Written task: Repeat the data verbatim.

Supplied material:
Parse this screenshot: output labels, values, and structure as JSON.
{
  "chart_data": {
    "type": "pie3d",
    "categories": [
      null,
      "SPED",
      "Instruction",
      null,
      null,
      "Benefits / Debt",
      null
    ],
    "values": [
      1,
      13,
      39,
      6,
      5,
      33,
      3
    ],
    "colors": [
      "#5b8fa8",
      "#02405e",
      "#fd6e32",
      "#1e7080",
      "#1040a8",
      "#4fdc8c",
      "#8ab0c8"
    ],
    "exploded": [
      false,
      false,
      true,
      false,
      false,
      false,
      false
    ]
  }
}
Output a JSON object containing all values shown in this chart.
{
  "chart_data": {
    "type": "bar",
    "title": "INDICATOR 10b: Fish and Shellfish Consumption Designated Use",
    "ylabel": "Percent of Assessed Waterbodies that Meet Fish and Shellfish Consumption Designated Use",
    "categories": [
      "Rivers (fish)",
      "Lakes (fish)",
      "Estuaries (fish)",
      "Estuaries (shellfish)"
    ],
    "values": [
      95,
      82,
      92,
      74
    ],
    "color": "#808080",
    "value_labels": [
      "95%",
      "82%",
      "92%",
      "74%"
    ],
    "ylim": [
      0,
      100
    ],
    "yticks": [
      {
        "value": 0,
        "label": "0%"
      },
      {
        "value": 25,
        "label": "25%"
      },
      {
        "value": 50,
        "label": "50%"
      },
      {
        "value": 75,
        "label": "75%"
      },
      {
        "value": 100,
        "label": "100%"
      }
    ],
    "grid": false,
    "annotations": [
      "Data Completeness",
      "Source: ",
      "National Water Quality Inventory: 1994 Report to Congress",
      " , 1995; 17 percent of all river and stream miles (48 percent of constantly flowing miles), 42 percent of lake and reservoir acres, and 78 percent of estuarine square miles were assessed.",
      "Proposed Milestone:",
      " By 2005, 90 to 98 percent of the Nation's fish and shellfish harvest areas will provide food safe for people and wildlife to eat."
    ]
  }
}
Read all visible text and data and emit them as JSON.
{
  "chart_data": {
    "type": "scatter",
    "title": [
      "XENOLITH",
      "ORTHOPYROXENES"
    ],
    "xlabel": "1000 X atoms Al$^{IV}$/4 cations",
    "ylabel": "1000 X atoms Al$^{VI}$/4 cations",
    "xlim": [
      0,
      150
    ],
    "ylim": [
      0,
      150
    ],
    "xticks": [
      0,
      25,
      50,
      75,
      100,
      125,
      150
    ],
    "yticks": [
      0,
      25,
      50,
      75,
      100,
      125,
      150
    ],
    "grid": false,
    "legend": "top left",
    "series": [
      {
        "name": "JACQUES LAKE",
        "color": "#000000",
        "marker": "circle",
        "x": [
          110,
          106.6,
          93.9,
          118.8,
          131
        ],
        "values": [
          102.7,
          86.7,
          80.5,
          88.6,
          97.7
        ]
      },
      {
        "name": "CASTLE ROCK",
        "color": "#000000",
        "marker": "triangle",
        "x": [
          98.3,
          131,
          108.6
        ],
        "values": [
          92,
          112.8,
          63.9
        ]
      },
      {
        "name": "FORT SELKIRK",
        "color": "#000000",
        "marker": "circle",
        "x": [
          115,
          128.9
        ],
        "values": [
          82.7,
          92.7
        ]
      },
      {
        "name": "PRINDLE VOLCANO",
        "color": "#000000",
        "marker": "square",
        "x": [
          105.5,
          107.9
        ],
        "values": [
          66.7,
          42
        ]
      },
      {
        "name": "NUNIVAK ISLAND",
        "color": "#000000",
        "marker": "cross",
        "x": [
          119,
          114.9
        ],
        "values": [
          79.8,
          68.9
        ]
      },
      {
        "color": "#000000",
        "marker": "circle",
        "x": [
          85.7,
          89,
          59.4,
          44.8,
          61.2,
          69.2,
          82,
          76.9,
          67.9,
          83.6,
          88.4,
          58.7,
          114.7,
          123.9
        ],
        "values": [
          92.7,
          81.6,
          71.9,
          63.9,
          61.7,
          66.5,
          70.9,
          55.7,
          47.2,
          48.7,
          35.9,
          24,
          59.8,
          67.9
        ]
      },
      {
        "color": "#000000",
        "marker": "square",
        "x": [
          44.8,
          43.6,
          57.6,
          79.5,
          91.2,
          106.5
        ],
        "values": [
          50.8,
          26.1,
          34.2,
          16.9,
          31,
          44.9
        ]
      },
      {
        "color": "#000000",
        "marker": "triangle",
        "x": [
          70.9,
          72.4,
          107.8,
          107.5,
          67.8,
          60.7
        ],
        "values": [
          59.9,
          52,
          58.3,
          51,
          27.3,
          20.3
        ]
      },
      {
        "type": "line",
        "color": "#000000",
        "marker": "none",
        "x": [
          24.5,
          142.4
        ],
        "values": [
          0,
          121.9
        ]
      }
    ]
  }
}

Expected output:
Parse this screenshot: output labels, values, and structure as JSON.
{
  "chart_data": {
    "type": "pie3d",
    "categories": [
      null,
      "SPED",
      "Instruction",
      null,
      null,
      "Benefits / Debt",
      null
    ],
    "values": [
      1,
      13,
      39,
      6,
      5,
      33,
      3
    ],
    "colors": [
      "#5b8fa8",
      "#02405e",
      "#fd6e32",
      "#1e7080",
      "#1040a8",
      "#4fdc8c",
      "#8ab0c8"
    ],
    "exploded": [
      false,
      false,
      true,
      false,
      false,
      false,
      false
    ]
  }
}
Output a JSON object containing all values shown in this chart.
{
  "chart_data": {
    "type": "bar",
    "title": "INDICATOR 10b: Fish and Shellfish Consumption Designated Use",
    "ylabel": "Percent of Assessed Waterbodies that Meet Fish and Shellfish Consumption Designated Use",
    "categories": [
      "Rivers (fish)",
      "Lakes (fish)",
      "Estuaries (fish)",
      "Estuaries (shellfish)"
    ],
    "values": [
      95,
      82,
      92,
      74
    ],
    "color": "#808080",
    "value_labels": [
      "95%",
      "82%",
      "92%",
      "74%"
    ],
    "ylim": [
      0,
      100
    ],
    "yticks": [
      {
        "value": 0,
        "label": "0%"
      },
      {
        "value": 25,
        "label": "25%"
      },
      {
        "value": 50,
        "label": "50%"
      },
      {
        "value": 75,
        "label": "75%"
      },
      {
        "value": 100,
        "label": "100%"
      }
    ],
    "grid": false,
    "annotations": [
      "Data Completeness",
      "Source: ",
      "National Water Quality Inventory: 1994 Report to Congress",
      " , 1995; 17 percent of all river and stream miles (48 percent of constantly flowing miles), 42 percent of lake and reservoir acres, and 78 percent of estuarine square miles were assessed.",
      "Proposed Milestone:",
      " By 2005, 90 to 98 percent of the Nation's fish and shellfish harvest areas will provide food safe for people and wildlife to eat."
    ]
  }
}
Read all visible text and data and emit them as JSON.
{
  "chart_data": {
    "type": "scatter",
    "title": [
      "XENOLITH",
      "ORTHOPYROXENES"
    ],
    "xlabel": "1000 X atoms Al$^{IV}$/4 cations",
    "ylabel": "1000 X atoms Al$^{VI}$/4 cations",
    "xlim": [
      0,
      150
    ],
    "ylim": [
      0,
      150
    ],
    "xticks": [
      0,
      25,
      50,
      75,
      100,
      125,
      150
    ],
    "yticks": [
      0,
      25,
      50,
      75,
      100,
      125,
      150
    ],
    "grid": false,
    "legend": "top left",
    "series": [
      {
        "name": "JACQUES LAKE",
        "color": "#000000",
        "marker": "circle",
        "x": [
          110,
          106.6,
          93.9,
          118.8,
          131
        ],
        "values": [
          102.7,
          86.7,
          80.5,
          88.6,
          97.7
        ]
      },
      {
        "name": "CASTLE ROCK",
        "color": "#000000",
        "marker": "triangle",
        "x": [
          98.3,
          131,
          108.6
        ],
        "values": [
          92,
          112.8,
          63.9
        ]
      },
      {
        "name": "FORT SELKIRK",
        "color": "#000000",
        "marker": "circle",
        "x": [
          115,
          128.9
        ],
        "values": [
          82.7,
          92.7
        ]
      },
      {
        "name": "PRINDLE VOLCANO",
        "color": "#000000",
        "marker": "square",
        "x": [
          105.5,
          107.9
        ],
        "values": [
          66.7,
          42
        ]
      },
      {
        "name": "NUNIVAK ISLAND",
        "color": "#000000",
        "marker": "cross",
        "x": [
          119,
          114.9
        ],
        "values": [
          79.8,
          68.9
        ]
      },
      {
        "color": "#000000",
        "marker": "circle",
        "x": [
          85.7,
          89,
          59.4,
          44.8,
          61.2,
          69.2,
          82,
          76.9,
          67.9,
          83.6,
          88.4,
          58.7,
          114.7,
          123.9
        ],
        "values": [
          92.7,
          81.6,
          71.9,
          63.9,
          61.7,
          66.5,
          70.9,
          55.7,
          47.2,
          48.7,
          35.9,
          24,
          59.8,
          67.9
        ]
      },
      {
        "color": "#000000",
        "marker": "square",
        "x": [
          44.8,
          43.6,
          57.6,
          79.5,
          91.2,
          106.5
        ],
        "values": [
          50.8,
          26.1,
          34.2,
          16.9,
          31,
          44.9
        ]
      },
      {
        "color": "#000000",
        "marker": "triangle",
        "x": [
          70.9,
          72.4,
          107.8,
          107.5,
          67.8,
          60.7
        ],
        "values": [
          59.9,
          52,
          58.3,
          51,
          27.3,
          20.3
        ]
      },
      {
        "type": "line",
        "color": "#000000",
        "marker": "none",
        "x": [
          24.5,
          142.4
        ],
        "values": [
          0,
          121.9
        ]
      }
    ]
  }
}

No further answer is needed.